(Lines of data)
---

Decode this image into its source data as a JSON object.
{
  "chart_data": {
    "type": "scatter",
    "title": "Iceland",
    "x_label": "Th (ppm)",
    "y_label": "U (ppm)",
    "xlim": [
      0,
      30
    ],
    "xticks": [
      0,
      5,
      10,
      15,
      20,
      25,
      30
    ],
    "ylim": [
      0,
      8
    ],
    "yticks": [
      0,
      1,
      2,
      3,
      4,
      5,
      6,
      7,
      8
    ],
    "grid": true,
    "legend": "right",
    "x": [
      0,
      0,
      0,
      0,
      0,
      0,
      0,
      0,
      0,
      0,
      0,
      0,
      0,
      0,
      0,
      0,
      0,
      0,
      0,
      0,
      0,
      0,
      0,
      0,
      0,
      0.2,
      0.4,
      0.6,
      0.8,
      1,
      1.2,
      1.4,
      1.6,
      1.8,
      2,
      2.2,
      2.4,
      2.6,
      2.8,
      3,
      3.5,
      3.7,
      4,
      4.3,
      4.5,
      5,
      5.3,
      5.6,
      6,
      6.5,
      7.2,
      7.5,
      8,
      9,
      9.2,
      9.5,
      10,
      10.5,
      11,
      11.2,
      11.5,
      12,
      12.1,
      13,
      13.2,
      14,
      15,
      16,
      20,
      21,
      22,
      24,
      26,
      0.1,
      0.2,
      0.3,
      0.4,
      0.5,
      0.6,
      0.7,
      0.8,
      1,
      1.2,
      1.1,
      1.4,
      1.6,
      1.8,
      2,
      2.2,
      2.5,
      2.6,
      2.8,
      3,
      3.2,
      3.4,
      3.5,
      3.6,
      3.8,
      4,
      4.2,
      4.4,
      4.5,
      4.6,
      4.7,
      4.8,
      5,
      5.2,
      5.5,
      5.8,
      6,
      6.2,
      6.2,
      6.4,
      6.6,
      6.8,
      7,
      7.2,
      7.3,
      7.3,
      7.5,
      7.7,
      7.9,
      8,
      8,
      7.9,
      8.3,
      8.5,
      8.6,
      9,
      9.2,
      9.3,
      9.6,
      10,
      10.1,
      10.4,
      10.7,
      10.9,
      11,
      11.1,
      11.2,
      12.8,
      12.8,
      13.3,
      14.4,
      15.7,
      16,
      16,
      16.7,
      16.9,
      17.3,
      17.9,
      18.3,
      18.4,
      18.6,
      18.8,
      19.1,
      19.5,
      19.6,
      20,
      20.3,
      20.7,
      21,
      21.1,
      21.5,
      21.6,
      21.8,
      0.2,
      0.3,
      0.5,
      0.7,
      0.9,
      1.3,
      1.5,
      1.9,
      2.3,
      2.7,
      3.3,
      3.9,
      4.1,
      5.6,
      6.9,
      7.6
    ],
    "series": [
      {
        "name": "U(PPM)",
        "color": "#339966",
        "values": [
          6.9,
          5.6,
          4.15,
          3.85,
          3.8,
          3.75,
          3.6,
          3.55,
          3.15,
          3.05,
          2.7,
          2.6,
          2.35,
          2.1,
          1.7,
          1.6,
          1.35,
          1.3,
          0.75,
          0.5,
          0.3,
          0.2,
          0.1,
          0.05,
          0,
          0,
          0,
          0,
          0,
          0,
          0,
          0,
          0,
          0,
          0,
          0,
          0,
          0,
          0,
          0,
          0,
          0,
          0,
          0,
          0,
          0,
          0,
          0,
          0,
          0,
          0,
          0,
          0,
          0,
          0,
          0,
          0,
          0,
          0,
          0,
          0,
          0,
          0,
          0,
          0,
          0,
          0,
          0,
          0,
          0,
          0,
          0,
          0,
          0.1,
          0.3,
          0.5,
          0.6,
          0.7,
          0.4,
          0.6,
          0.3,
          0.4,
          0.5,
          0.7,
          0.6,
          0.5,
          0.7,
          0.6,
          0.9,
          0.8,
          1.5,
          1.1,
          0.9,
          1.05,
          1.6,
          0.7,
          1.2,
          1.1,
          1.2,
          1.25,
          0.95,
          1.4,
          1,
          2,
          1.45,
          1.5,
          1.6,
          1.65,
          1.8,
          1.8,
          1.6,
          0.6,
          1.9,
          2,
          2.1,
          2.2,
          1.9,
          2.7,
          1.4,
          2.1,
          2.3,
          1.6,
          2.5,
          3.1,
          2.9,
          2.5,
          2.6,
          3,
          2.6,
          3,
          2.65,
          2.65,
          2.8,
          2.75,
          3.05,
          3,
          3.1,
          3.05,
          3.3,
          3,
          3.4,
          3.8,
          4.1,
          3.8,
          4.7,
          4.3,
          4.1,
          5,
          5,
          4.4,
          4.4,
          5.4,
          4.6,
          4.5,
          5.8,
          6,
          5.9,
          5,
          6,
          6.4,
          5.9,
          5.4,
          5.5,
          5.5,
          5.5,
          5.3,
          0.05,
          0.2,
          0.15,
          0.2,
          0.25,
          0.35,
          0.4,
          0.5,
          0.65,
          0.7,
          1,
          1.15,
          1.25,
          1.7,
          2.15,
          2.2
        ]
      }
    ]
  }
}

---

** Stated problem **
Give every line of the material again, exactly as it reads.

** Task result **
Decode this image into its source data as a JSON object.
{
  "chart_data": {
    "type": "scatter",
    "title": "Iceland",
    "x_label": "Th (ppm)",
    "y_label": "U (ppm)",
    "xlim": [
      0,
      30
    ],
    "xticks": [
      0,
      5,
      10,
      15,
      20,
      25,
      30
    ],
    "ylim": [
      0,
      8
    ],
    "yticks": [
      0,
      1,
      2,
      3,
      4,
      5,
      6,
      7,
      8
    ],
    "grid": true,
    "legend": "right",
    "x": [
      0,
      0,
      0,
      0,
      0,
      0,
      0,
      0,
      0,
      0,
      0,
      0,
      0,
      0,
      0,
      0,
      0,
      0,
      0,
      0,
      0,
      0,
      0,
      0,
      0,
      0.2,
      0.4,
      0.6,
      0.8,
      1,
      1.2,
      1.4,
      1.6,
      1.8,
      2,
      2.2,
      2.4,
      2.6,
      2.8,
      3,
      3.5,
      3.7,
      4,
      4.3,
      4.5,
      5,
      5.3,
      5.6,
      6,
      6.5,
      7.2,
      7.5,
      8,
      9,
      9.2,
      9.5,
      10,
      10.5,
      11,
      11.2,
      11.5,
      12,
      12.1,
      13,
      13.2,
      14,
      15,
      16,
      20,
      21,
      22,
      24,
      26,
      0.1,
      0.2,
      0.3,
      0.4,
      0.5,
      0.6,
      0.7,
      0.8,
      1,
      1.2,
      1.1,
      1.4,
      1.6,
      1.8,
      2,
      2.2,
      2.5,
      2.6,
      2.8,
      3,
      3.2,
      3.4,
      3.5,
      3.6,
      3.8,
      4,
      4.2,
      4.4,
      4.5,
      4.6,
      4.7,
      4.8,
      5,
      5.2,
      5.5,
      5.8,
      6,
      6.2,
      6.2,
      6.4,
      6.6,
      6.8,
      7,
      7.2,
      7.3,
      7.3,
      7.5,
      7.7,
      7.9,
      8,
      8,
      7.9,
      8.3,
      8.5,
      8.6,
      9,
      9.2,
      9.3,
      9.6,
      10,
      10.1,
      10.4,
      10.7,
      10.9,
      11,
      11.1,
      11.2,
      12.8,
      12.8,
      13.3,
      14.4,
      15.7,
      16,
      16,
      16.7,
      16.9,
      17.3,
      17.9,
      18.3,
      18.4,
      18.6,
      18.8,
      19.1,
      19.5,
      19.6,
      20,
      20.3,
      20.7,
      21,
      21.1,
      21.5,
      21.6,
      21.8,
      0.2,
      0.3,
      0.5,
      0.7,
      0.9,
      1.3,
      1.5,
      1.9,
      2.3,
      2.7,
      3.3,
      3.9,
      4.1,
      5.6,
      6.9,
      7.6
    ],
    "series": [
      {
        "name": "U(PPM)",
        "color": "#339966",
        "values": [
          6.9,
          5.6,
          4.15,
          3.85,
          3.8,
          3.75,
          3.6,
          3.55,
          3.15,
          3.05,
          2.7,
          2.6,
          2.35,
          2.1,
          1.7,
          1.6,
          1.35,
          1.3,
          0.75,
          0.5,
          0.3,
          0.2,
          0.1,
          0.05,
          0,
          0,
          0,
          0,
          0,
          0,
          0,
          0,
          0,
          0,
          0,
          0,
          0,
          0,
          0,
          0,
          0,
          0,
          0,
          0,
          0,
          0,
          0,
          0,
          0,
          0,
          0,
          0,
          0,
          0,
          0,
          0,
          0,
          0,
          0,
          0,
          0,
          0,
          0,
          0,
          0,
          0,
          0,
          0,
          0,
          0,
          0,
          0,
          0,
          0.1,
          0.3,
          0.5,
          0.6,
          0.7,
          0.4,
          0.6,
          0.3,
          0.4,
          0.5,
          0.7,
          0.6,
          0.5,
          0.7,
          0.6,
          0.9,
          0.8,
          1.5,
          1.1,
          0.9,
          1.05,
          1.6,
          0.7,
          1.2,
          1.1,
          1.2,
          1.25,
          0.95,
          1.4,
          1,
          2,
          1.45,
          1.5,
          1.6,
          1.65,
          1.8,
          1.8,
          1.6,
          0.6,
          1.9,
          2,
          2.1,
          2.2,
          1.9,
          2.7,
          1.4,
          2.1,
          2.3,
          1.6,
          2.5,
          3.1,
          2.9,
          2.5,
          2.6,
          3,
          2.6,
          3,
          2.65,
          2.65,
          2.8,
          2.75,
          3.05,
          3,
          3.1,
          3.05,
          3.3,
          3,
          3.4,
          3.8,
          4.1,
          3.8,
          4.7,
          4.3,
          4.1,
          5,
          5,
          4.4,
          4.4,
          5.4,
          4.6,
          4.5,
          5.8,
          6,
          5.9,
          5,
          6,
          6.4,
          5.9,
          5.4,
          5.5,
          5.5,
          5.5,
          5.3,
          0.05,
          0.2,
          0.15,
          0.2,
          0.25,
          0.35,
          0.4,
          0.5,
          0.65,
          0.7,
          1,
          1.15,
          1.25,
          1.7,
          2.15,
          2.2
        ]
      }
    ]
  }
}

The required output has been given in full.